--- WHAT THE TASK ASKS ---
Check each line of the material below for the string "Обозначение", then report how many lines have it, and nothing else.

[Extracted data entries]
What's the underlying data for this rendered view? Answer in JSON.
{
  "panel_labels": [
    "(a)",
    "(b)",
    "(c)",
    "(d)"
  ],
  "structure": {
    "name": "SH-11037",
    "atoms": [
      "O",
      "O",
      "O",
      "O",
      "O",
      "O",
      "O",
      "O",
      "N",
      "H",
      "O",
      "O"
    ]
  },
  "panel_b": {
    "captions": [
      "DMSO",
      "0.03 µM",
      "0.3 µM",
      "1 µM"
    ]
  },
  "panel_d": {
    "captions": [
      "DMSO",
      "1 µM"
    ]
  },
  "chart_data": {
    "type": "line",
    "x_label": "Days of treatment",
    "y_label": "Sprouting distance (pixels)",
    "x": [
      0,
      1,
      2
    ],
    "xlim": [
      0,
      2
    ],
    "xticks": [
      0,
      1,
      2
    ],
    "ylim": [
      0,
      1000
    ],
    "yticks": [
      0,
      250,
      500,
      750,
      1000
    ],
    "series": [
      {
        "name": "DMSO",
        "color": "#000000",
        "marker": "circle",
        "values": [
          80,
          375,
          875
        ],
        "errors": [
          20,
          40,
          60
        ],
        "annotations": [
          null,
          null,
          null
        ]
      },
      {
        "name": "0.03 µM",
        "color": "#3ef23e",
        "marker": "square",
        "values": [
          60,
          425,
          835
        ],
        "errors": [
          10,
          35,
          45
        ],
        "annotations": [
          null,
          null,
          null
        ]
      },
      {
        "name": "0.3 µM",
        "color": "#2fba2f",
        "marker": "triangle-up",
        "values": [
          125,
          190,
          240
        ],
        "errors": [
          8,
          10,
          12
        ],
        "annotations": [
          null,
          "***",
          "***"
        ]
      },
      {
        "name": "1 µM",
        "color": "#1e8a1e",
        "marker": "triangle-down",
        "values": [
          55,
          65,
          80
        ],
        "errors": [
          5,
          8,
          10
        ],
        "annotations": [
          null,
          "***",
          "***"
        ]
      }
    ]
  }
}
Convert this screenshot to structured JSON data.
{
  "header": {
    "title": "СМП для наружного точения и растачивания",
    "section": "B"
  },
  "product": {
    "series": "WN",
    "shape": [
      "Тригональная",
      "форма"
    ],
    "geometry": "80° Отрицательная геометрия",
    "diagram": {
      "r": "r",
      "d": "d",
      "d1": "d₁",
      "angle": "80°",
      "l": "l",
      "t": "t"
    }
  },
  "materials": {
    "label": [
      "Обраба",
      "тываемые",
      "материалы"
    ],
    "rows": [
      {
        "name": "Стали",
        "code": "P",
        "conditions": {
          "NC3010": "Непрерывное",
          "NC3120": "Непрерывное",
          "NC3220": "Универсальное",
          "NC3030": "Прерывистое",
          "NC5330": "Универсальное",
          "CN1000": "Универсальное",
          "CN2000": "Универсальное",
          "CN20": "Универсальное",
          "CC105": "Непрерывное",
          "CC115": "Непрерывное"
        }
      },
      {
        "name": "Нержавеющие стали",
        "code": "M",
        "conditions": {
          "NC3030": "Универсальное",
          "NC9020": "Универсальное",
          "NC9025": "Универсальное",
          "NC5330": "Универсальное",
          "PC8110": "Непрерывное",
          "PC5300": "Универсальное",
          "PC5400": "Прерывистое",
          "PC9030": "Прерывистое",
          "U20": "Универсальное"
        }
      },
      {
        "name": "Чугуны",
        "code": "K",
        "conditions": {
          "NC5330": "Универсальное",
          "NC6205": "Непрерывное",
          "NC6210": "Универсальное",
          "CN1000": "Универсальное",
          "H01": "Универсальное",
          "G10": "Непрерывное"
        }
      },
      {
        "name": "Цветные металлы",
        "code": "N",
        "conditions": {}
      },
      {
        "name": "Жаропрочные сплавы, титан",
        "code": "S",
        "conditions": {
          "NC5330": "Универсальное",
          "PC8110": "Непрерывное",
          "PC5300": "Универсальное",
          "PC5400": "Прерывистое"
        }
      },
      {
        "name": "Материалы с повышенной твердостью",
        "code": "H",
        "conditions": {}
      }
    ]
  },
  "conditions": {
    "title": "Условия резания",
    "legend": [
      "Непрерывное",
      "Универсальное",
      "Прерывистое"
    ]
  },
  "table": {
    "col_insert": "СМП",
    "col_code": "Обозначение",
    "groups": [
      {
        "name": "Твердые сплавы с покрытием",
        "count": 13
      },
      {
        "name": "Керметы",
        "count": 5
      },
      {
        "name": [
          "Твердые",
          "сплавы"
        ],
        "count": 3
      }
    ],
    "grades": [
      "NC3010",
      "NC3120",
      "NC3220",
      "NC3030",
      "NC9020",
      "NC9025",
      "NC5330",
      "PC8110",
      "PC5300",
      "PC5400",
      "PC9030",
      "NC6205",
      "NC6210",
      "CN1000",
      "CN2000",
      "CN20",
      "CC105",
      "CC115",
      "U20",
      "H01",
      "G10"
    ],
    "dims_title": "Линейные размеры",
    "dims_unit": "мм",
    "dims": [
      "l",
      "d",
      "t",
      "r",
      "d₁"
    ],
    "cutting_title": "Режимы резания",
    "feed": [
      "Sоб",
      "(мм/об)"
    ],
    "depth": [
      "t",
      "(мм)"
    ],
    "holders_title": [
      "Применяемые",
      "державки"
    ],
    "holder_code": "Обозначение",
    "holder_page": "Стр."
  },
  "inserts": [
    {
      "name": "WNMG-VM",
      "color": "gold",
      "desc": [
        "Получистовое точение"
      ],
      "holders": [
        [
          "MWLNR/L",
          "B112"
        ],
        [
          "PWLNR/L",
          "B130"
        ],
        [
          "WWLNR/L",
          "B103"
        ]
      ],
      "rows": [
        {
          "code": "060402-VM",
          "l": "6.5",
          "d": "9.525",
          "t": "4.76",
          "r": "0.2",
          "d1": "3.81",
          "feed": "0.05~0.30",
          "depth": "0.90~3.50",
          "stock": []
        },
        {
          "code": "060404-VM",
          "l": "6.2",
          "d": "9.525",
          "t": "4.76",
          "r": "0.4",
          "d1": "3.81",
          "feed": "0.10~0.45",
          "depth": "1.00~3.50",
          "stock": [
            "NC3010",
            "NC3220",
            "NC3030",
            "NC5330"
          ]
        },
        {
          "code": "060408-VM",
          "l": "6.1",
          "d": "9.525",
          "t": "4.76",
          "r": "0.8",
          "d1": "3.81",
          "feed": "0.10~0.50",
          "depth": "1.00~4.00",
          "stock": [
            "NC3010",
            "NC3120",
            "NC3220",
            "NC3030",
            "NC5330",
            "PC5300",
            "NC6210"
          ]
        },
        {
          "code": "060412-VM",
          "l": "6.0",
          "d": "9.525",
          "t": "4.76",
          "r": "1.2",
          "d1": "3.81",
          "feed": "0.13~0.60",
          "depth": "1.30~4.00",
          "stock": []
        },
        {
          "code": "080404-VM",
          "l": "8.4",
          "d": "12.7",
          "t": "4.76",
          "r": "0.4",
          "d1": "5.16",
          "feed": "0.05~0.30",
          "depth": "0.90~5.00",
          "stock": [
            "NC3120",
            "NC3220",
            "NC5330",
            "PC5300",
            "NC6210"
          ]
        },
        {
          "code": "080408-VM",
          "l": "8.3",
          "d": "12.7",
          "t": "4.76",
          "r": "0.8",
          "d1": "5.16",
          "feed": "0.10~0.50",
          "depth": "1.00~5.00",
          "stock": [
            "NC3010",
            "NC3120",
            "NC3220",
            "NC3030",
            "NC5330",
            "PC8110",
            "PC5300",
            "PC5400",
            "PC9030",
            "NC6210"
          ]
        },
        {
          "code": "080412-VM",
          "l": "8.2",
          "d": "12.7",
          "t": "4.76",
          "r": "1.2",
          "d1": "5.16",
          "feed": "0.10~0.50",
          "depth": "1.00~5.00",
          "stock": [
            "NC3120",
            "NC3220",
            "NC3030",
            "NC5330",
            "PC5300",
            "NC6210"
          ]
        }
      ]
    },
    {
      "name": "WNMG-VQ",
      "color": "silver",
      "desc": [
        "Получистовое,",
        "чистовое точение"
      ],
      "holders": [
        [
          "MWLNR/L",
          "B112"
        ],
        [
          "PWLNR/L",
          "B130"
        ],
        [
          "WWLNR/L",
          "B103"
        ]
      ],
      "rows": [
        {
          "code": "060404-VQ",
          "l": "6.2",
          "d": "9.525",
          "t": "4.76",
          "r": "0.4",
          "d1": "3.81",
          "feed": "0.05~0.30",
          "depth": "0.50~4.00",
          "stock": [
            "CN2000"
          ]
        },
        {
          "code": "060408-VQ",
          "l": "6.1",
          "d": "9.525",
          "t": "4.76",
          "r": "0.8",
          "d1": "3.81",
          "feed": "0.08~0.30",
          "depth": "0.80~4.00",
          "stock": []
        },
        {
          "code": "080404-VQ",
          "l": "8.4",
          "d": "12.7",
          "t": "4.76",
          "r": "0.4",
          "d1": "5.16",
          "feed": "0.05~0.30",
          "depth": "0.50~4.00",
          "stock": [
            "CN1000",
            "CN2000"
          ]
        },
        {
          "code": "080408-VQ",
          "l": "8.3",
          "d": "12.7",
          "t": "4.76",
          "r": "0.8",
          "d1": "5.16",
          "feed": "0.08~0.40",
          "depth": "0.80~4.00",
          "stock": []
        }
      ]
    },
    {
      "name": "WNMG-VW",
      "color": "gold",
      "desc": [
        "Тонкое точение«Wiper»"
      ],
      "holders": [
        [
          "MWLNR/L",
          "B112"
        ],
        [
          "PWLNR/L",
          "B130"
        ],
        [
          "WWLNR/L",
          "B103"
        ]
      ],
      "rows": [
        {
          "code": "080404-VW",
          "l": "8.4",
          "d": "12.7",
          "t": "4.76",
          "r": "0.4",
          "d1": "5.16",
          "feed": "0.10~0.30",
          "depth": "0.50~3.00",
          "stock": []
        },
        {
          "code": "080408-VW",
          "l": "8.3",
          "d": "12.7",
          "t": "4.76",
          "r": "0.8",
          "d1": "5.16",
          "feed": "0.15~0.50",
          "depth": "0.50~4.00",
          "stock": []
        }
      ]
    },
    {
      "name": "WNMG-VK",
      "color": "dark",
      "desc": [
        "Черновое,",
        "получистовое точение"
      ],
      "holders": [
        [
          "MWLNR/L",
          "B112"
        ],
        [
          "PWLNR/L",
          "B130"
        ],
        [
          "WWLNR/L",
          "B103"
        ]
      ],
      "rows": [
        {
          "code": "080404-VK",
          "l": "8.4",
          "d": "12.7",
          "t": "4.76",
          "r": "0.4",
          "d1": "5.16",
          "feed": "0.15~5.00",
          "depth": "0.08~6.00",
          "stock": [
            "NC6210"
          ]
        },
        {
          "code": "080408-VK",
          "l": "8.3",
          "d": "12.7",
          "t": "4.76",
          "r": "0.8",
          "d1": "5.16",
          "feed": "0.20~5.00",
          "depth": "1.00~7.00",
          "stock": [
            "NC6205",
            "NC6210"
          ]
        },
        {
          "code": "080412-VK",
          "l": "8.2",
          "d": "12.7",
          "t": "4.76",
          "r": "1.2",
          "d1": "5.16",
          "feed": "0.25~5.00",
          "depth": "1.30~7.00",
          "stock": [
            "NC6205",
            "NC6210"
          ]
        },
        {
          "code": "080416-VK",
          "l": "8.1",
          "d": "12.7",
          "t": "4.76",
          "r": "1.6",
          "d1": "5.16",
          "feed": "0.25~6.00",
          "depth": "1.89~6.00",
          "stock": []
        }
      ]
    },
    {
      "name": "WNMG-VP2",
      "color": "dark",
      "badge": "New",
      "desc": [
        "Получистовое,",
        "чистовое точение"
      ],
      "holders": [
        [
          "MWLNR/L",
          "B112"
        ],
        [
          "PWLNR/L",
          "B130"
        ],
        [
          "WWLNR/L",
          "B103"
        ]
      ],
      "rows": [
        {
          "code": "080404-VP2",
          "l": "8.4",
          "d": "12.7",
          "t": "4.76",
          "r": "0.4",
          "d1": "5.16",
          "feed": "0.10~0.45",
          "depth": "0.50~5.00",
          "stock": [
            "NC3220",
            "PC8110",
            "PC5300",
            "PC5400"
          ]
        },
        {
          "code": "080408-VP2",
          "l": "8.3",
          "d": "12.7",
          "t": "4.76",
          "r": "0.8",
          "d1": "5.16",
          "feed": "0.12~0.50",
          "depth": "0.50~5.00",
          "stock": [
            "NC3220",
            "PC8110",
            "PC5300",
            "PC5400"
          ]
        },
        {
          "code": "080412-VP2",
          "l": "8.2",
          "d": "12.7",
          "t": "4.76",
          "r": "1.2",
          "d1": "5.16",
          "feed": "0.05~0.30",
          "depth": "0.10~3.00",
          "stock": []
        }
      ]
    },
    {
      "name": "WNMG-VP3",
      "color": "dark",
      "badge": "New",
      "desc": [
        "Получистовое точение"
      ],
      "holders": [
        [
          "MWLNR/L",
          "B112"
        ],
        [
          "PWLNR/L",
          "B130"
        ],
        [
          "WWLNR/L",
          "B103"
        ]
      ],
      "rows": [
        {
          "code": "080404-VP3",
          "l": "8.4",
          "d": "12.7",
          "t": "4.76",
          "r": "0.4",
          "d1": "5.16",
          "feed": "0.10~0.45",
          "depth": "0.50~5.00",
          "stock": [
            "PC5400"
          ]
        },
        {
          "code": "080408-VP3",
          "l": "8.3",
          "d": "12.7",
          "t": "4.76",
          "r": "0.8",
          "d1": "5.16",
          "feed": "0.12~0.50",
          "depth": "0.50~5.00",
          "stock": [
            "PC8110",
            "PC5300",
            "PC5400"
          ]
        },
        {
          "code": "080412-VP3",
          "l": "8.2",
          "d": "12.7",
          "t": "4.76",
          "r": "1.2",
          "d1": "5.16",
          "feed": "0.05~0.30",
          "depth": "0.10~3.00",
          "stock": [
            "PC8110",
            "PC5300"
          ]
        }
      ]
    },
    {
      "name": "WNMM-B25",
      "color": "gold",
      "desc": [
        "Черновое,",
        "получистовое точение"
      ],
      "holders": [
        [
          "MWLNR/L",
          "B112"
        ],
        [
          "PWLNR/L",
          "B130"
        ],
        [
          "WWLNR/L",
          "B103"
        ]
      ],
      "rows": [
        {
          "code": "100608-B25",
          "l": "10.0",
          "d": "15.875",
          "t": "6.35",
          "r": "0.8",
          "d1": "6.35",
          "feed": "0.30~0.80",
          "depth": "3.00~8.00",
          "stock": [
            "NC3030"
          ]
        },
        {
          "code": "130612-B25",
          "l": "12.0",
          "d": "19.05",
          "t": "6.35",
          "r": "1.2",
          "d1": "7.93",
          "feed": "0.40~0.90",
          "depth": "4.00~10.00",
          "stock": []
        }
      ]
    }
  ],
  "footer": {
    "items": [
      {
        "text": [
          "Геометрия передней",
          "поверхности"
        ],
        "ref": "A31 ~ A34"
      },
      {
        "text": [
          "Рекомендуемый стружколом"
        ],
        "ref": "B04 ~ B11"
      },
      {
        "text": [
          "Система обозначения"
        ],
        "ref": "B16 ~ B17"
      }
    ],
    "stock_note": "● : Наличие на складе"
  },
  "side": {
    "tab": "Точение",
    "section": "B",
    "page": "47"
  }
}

--- THE OUTPUT ---
2